** Start Records for this exercise **
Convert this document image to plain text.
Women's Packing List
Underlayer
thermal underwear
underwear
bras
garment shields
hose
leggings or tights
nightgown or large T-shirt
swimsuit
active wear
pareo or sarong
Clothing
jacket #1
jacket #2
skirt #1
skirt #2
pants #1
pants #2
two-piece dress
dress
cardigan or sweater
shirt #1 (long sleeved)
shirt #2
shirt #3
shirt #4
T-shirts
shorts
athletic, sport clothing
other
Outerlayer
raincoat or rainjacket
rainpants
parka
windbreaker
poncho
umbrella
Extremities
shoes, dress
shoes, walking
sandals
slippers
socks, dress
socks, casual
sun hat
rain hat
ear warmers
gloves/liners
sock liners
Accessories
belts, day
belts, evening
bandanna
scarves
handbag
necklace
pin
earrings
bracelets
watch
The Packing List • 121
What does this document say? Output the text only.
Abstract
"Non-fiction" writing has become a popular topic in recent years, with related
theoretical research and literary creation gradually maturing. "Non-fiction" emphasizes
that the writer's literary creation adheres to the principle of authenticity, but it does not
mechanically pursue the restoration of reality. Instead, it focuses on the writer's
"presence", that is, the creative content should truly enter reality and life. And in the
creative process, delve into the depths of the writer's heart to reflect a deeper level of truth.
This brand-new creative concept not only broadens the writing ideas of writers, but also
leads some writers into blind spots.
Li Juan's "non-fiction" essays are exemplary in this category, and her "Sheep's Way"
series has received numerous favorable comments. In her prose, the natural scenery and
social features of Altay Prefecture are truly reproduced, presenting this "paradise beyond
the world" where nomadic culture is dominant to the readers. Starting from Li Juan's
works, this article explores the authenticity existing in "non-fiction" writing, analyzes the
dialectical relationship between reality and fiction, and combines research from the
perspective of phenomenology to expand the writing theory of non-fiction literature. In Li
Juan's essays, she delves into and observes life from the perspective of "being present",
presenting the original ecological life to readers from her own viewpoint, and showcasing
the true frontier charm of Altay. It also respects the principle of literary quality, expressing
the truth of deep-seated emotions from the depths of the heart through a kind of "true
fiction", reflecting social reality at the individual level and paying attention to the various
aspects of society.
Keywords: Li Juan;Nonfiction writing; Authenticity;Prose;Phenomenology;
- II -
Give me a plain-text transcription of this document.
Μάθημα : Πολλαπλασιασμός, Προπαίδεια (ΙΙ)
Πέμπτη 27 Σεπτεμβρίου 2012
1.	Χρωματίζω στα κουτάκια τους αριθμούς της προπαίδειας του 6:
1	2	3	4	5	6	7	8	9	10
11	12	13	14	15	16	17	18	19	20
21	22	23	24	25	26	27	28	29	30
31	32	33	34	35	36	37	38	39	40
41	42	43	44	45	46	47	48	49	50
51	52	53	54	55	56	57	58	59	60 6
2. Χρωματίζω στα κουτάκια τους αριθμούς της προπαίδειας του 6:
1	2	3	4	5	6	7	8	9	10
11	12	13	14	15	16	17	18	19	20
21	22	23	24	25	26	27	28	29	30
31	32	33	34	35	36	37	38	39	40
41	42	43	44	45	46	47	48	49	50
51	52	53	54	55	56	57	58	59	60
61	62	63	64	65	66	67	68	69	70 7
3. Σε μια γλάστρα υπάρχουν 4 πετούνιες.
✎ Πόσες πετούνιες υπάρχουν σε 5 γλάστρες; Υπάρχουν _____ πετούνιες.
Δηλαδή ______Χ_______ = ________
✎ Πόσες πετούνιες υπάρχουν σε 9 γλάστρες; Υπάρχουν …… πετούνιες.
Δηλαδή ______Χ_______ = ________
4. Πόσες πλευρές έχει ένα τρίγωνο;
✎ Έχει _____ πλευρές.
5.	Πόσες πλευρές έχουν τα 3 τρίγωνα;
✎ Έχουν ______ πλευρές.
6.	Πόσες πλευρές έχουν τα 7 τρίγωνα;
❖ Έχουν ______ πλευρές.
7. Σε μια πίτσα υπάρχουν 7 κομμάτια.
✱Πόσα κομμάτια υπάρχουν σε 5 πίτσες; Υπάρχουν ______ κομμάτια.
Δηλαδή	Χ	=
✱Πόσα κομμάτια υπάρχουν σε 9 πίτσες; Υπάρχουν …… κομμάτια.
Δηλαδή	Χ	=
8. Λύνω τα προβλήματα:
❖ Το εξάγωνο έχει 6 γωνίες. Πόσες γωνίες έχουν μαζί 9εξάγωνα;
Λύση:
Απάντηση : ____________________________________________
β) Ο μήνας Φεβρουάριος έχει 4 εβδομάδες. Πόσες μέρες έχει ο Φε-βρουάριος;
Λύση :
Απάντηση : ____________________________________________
** End Records for this exercise **
Your goal – Return each line of the records above exactly as it reads.

Solved exercise –
Convert this document image to plain text.
Women's Packing List
Underlayer
thermal underwear
underwear
bras
garment shields
hose
leggings or tights
nightgown or large T-shirt
swimsuit
active wear
pareo or sarong
Clothing
jacket #1
jacket #2
skirt #1
skirt #2
pants #1
pants #2
two-piece dress
dress
cardigan or sweater
shirt #1 (long sleeved)
shirt #2
shirt #3
shirt #4
T-shirts
shorts
athletic, sport clothing
other
Outerlayer
raincoat or rainjacket
rainpants
parka
windbreaker
poncho
umbrella
Extremities
shoes, dress
shoes, walking
sandals
slippers
socks, dress
socks, casual
sun hat
rain hat
ear warmers
gloves/liners
sock liners
Accessories
belts, day
belts, evening
bandanna
scarves
handbag
necklace
pin
earrings
bracelets
watch
The Packing List • 121
What does this document say? Output the text only.
Abstract
"Non-fiction" writing has become a popular topic in recent years, with related
theoretical research and literary creation gradually maturing. "Non-fiction" emphasizes
that the writer's literary creation adheres to the principle of authenticity, but it does not
mechanically pursue the restoration of reality. Instead, it focuses on the writer's
"presence", that is, the creative content should truly enter reality and life. And in the
creative process, delve into the depths of the writer's heart to reflect a deeper level of truth.
This brand-new creative concept not only broadens the writing ideas of writers, but also
leads some writers into blind spots.
Li Juan's "non-fiction" essays are exemplary in this category, and her "Sheep's Way"
series has received numerous favorable comments. In her prose, the natural scenery and
social features of Altay Prefecture are truly reproduced, presenting this "paradise beyond
the world" where nomadic culture is dominant to the readers. Starting from Li Juan's
works, this article explores the authenticity existing in "non-fiction" writing, analyzes the
dialectical relationship between reality and fiction, and combines research from the
perspective of phenomenology to expand the writing theory of non-fiction literature. In Li
Juan's essays, she delves into and observes life from the perspective of "being present",
presenting the original ecological life to readers from her own viewpoint, and showcasing
the true frontier charm of Altay. It also respects the principle of literary quality, expressing
the truth of deep-seated emotions from the depths of the heart through a kind of "true
fiction", reflecting social reality at the individual level and paying attention to the various
aspects of society.
Keywords: Li Juan;Nonfiction writing; Authenticity;Prose;Phenomenology;
- II -
Give me a plain-text transcription of this document.
Μάθημα : Πολλαπλασιασμός, Προπαίδεια (ΙΙ)
Πέμπτη 27 Σεπτεμβρίου 2012
1.	Χρωματίζω στα κουτάκια τους αριθμούς της προπαίδειας του 6:
1	2	3	4	5	6	7	8	9	10
11	12	13	14	15	16	17	18	19	20
21	22	23	24	25	26	27	28	29	30
31	32	33	34	35	36	37	38	39	40
41	42	43	44	45	46	47	48	49	50
51	52	53	54	55	56	57	58	59	60 6
2. Χρωματίζω στα κουτάκια τους αριθμούς της προπαίδειας του 6:
1	2	3	4	5	6	7	8	9	10
11	12	13	14	15	16	17	18	19	20
21	22	23	24	25	26	27	28	29	30
31	32	33	34	35	36	37	38	39	40
41	42	43	44	45	46	47	48	49	50
51	52	53	54	55	56	57	58	59	60
61	62	63	64	65	66	67	68	69	70 7
3. Σε μια γλάστρα υπάρχουν 4 πετούνιες.
✎ Πόσες πετούνιες υπάρχουν σε 5 γλάστρες; Υπάρχουν _____ πετούνιες.
Δηλαδή ______Χ_______ = ________
✎ Πόσες πετούνιες υπάρχουν σε 9 γλάστρες; Υπάρχουν …… πετούνιες.
Δηλαδή ______Χ_______ = ________
4. Πόσες πλευρές έχει ένα τρίγωνο;
✎ Έχει _____ πλευρές.
5.	Πόσες πλευρές έχουν τα 3 τρίγωνα;
✎ Έχουν ______ πλευρές.
6.	Πόσες πλευρές έχουν τα 7 τρίγωνα;
❖ Έχουν ______ πλευρές.
7. Σε μια πίτσα υπάρχουν 7 κομμάτια.
✱Πόσα κομμάτια υπάρχουν σε 5 πίτσες; Υπάρχουν ______ κομμάτια.
Δηλαδή	Χ	=
✱Πόσα κομμάτια υπάρχουν σε 9 πίτσες; Υπάρχουν …… κομμάτια.
Δηλαδή	Χ	=
8. Λύνω τα προβλήματα:
❖ Το εξάγωνο έχει 6 γωνίες. Πόσες γωνίες έχουν μαζί 9εξάγωνα;
Λύση:
Απάντηση : ____________________________________________
β) Ο μήνας Φεβρουάριος έχει 4 εβδομάδες. Πόσες μέρες έχει ο Φε-βρουάριος;
Λύση :
Απάντηση : ____________________________________________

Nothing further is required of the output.